## DATA EXCERPTS
--

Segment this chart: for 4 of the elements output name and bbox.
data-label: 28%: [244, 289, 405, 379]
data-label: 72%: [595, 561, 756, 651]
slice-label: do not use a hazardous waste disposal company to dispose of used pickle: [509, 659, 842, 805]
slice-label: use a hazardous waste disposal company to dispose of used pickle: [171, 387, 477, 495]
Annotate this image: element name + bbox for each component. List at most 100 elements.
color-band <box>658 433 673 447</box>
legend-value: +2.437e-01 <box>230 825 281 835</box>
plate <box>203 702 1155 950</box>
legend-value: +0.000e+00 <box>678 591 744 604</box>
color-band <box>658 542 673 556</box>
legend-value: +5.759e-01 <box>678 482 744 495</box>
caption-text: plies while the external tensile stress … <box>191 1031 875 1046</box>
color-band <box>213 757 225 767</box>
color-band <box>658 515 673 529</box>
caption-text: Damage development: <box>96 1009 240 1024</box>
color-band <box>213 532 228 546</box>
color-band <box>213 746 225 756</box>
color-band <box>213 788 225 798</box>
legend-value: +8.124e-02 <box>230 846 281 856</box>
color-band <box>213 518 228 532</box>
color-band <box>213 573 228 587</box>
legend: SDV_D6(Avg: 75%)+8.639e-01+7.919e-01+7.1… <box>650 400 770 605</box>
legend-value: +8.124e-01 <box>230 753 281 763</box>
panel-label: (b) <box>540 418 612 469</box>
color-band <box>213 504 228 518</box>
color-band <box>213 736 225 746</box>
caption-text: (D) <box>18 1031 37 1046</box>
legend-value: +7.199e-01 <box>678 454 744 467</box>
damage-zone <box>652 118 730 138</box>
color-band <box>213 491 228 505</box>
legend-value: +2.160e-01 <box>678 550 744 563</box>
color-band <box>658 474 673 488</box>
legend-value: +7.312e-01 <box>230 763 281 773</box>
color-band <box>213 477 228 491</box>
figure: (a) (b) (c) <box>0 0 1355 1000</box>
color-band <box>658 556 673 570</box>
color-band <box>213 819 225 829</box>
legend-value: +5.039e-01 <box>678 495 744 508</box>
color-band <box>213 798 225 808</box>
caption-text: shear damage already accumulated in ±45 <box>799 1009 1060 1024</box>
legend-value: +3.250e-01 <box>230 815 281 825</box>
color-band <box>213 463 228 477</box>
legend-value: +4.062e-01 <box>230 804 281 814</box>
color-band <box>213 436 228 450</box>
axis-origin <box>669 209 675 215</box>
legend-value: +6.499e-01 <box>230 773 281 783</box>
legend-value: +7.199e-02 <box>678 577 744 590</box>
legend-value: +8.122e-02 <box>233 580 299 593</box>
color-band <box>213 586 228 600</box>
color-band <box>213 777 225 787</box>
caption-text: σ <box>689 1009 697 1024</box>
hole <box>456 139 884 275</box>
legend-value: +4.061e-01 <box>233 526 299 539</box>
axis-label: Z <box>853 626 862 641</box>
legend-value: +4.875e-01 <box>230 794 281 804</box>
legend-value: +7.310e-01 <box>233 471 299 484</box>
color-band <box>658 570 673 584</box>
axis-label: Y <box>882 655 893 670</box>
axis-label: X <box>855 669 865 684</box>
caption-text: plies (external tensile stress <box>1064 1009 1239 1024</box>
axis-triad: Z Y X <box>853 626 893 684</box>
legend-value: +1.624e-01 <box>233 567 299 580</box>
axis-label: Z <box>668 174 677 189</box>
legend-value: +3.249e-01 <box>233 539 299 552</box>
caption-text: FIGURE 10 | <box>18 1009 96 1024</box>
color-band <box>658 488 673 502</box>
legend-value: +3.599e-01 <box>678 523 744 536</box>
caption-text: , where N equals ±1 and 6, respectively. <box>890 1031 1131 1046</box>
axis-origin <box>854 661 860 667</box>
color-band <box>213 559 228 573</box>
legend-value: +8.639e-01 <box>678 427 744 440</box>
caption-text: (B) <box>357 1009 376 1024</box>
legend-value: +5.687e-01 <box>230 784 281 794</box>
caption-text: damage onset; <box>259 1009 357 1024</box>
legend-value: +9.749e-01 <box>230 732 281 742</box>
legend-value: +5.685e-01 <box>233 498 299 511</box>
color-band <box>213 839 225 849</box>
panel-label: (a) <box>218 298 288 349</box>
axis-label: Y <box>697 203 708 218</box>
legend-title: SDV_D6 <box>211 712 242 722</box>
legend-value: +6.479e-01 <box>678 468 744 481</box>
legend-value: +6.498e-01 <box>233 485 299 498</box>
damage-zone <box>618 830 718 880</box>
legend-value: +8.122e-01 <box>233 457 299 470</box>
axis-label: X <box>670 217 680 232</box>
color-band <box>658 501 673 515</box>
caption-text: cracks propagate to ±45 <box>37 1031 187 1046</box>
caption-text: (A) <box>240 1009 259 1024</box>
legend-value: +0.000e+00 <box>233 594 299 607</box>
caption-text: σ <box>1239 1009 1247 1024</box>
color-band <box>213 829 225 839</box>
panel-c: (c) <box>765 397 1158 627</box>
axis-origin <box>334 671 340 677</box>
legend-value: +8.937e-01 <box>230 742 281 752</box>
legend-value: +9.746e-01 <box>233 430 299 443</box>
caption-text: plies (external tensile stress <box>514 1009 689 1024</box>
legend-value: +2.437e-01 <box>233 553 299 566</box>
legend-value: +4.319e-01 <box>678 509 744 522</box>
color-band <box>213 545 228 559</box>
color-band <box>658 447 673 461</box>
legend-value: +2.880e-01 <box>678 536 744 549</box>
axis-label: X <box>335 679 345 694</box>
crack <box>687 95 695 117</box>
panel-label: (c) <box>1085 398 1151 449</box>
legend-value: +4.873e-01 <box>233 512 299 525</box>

--

Rewrite all the lines above, changing each "color-band" to "color-swatch" and leaving everything else the same.

Segment this chart: for 4 of the elements output name and bbox.
data-label: 28%: [244, 289, 405, 379]
data-label: 72%: [595, 561, 756, 651]
slice-label: do not use a hazardous waste disposal company to dispose of used pickle: [509, 659, 842, 805]
slice-label: use a hazardous waste disposal company to dispose of used pickle: [171, 387, 477, 495]
Annotate this image: element name + bbox for each component. List at most 100 elements.
color-swatch <box>658 433 673 447</box>
legend-value: +2.437e-01 <box>230 825 281 835</box>
plate <box>203 702 1155 950</box>
legend-value: +0.000e+00 <box>678 591 744 604</box>
color-swatch <box>658 542 673 556</box>
legend-value: +5.759e-01 <box>678 482 744 495</box>
caption-text: plies while the external tensile stress … <box>191 1031 875 1046</box>
color-swatch <box>213 757 225 767</box>
color-swatch <box>658 515 673 529</box>
caption-text: Damage development: <box>96 1009 240 1024</box>
color-swatch <box>213 532 228 546</box>
color-swatch <box>213 746 225 756</box>
color-swatch <box>213 788 225 798</box>
legend-value: +8.124e-02 <box>230 846 281 856</box>
color-swatch <box>213 518 228 532</box>
color-swatch <box>213 573 228 587</box>
legend: SDV_D6(Avg: 75%)+8.639e-01+7.919e-01+7.1… <box>650 400 770 605</box>
legend-value: +8.124e-01 <box>230 753 281 763</box>
panel-label: (b) <box>540 418 612 469</box>
color-swatch <box>213 504 228 518</box>
color-swatch <box>213 736 225 746</box>
caption-text: (D) <box>18 1031 37 1046</box>
legend-value: +7.199e-01 <box>678 454 744 467</box>
damage-zone <box>652 118 730 138</box>
color-swatch <box>213 491 228 505</box>
legend-value: +2.160e-01 <box>678 550 744 563</box>
color-swatch <box>658 474 673 488</box>
legend-value: +7.312e-01 <box>230 763 281 773</box>
color-swatch <box>213 477 228 491</box>
figure: (a) (b) (c) <box>0 0 1355 1000</box>
color-swatch <box>658 556 673 570</box>
color-swatch <box>213 819 225 829</box>
legend-value: +5.039e-01 <box>678 495 744 508</box>
color-swatch <box>213 798 225 808</box>
caption-text: shear damage already accumulated in ±45 <box>799 1009 1060 1024</box>
legend-value: +3.250e-01 <box>230 815 281 825</box>
color-swatch <box>213 463 228 477</box>
legend-value: +4.062e-01 <box>230 804 281 814</box>
color-swatch <box>213 436 228 450</box>
axis-origin <box>669 209 675 215</box>
legend-value: +6.499e-01 <box>230 773 281 783</box>
legend-value: +7.199e-02 <box>678 577 744 590</box>
legend-value: +8.122e-02 <box>233 580 299 593</box>
color-swatch <box>213 586 228 600</box>
color-swatch <box>213 777 225 787</box>
caption-text: σ <box>689 1009 697 1024</box>
hole <box>456 139 884 275</box>
legend-value: +4.061e-01 <box>233 526 299 539</box>
axis-label: Z <box>853 626 862 641</box>
legend-value: +4.875e-01 <box>230 794 281 804</box>
legend-value: +7.310e-01 <box>233 471 299 484</box>
color-swatch <box>658 570 673 584</box>
axis-label: Y <box>882 655 893 670</box>
axis-label: X <box>855 669 865 684</box>
caption-text: plies (external tensile stress <box>1064 1009 1239 1024</box>
axis-triad: Z Y X <box>853 626 893 684</box>
legend-value: +1.624e-01 <box>233 567 299 580</box>
axis-label: Z <box>668 174 677 189</box>
legend-value: +3.249e-01 <box>233 539 299 552</box>
caption-text: FIGURE 10 | <box>18 1009 96 1024</box>
color-swatch <box>658 488 673 502</box>
legend-value: +3.599e-01 <box>678 523 744 536</box>
caption-text: , where N equals ±1 and 6, respectively. <box>890 1031 1131 1046</box>
axis-origin <box>854 661 860 667</box>
color-swatch <box>213 559 228 573</box>
legend-value: +8.639e-01 <box>678 427 744 440</box>
caption-text: (B) <box>357 1009 376 1024</box>
legend-value: +5.687e-01 <box>230 784 281 794</box>
caption-text: damage onset; <box>259 1009 357 1024</box>
legend-value: +9.749e-01 <box>230 732 281 742</box>
legend-value: +5.685e-01 <box>233 498 299 511</box>
color-swatch <box>213 839 225 849</box>
panel-label: (a) <box>218 298 288 349</box>
axis-label: Y <box>697 203 708 218</box>
legend-title: SDV_D6 <box>211 712 242 722</box>
legend-value: +6.479e-01 <box>678 468 744 481</box>
legend-value: +6.498e-01 <box>233 485 299 498</box>
damage-zone <box>618 830 718 880</box>
legend-value: +8.122e-01 <box>233 457 299 470</box>
axis-label: X <box>670 217 680 232</box>
color-swatch <box>658 501 673 515</box>
caption-text: cracks propagate to ±45 <box>37 1031 187 1046</box>
caption-text: (A) <box>240 1009 259 1024</box>
legend-value: +0.000e+00 <box>233 594 299 607</box>
caption-text: σ <box>1239 1009 1247 1024</box>
color-swatch <box>213 829 225 839</box>
panel-c: (c) <box>765 397 1158 627</box>
axis-origin <box>334 671 340 677</box>
legend-value: +8.937e-01 <box>230 742 281 752</box>
legend-value: +9.746e-01 <box>233 430 299 443</box>
caption-text: plies (external tensile stress <box>514 1009 689 1024</box>
legend-value: +2.437e-01 <box>233 553 299 566</box>
legend-value: +4.319e-01 <box>678 509 744 522</box>
color-swatch <box>213 545 228 559</box>
color-swatch <box>658 447 673 461</box>
legend-value: +2.880e-01 <box>678 536 744 549</box>
axis-label: X <box>335 679 345 694</box>
crack <box>687 95 695 117</box>
panel-label: (c) <box>1085 398 1151 449</box>
legend-value: +4.873e-01 <box>233 512 299 525</box>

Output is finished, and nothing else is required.